*Stated problem*: Look through the material below, count the lines containing the word "grocery", and state only the count.

*Provided data*:
-- begin --
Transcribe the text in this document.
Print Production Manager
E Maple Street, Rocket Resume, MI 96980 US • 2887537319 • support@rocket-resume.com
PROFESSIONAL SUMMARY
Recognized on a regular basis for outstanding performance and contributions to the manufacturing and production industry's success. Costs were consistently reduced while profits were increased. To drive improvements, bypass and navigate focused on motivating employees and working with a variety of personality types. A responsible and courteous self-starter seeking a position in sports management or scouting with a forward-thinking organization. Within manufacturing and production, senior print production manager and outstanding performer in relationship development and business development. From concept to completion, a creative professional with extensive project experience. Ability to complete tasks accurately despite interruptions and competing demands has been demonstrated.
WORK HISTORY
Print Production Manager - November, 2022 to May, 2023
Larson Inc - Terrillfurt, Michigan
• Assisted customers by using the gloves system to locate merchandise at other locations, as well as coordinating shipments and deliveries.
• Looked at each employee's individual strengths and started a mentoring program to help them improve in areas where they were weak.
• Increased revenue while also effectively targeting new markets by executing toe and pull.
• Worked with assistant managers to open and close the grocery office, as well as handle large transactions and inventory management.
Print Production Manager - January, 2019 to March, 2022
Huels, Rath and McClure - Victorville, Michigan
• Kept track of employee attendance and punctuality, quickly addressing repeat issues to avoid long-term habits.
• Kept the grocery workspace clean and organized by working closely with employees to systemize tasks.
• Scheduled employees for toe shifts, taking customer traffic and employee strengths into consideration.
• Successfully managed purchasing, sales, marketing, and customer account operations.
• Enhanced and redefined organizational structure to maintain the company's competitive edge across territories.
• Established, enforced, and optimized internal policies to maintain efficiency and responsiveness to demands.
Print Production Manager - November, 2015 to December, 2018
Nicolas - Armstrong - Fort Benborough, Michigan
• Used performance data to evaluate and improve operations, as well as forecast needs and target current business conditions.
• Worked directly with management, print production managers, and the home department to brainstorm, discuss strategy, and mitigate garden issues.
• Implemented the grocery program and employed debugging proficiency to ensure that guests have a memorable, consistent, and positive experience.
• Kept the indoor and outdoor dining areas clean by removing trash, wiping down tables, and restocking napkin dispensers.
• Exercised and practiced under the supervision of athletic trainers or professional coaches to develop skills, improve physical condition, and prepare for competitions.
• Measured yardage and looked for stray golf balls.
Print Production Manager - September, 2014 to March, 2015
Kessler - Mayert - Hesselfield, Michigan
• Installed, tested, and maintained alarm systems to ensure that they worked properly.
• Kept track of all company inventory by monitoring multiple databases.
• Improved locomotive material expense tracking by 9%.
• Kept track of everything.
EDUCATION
-- end --
*Response to this exercise*: 3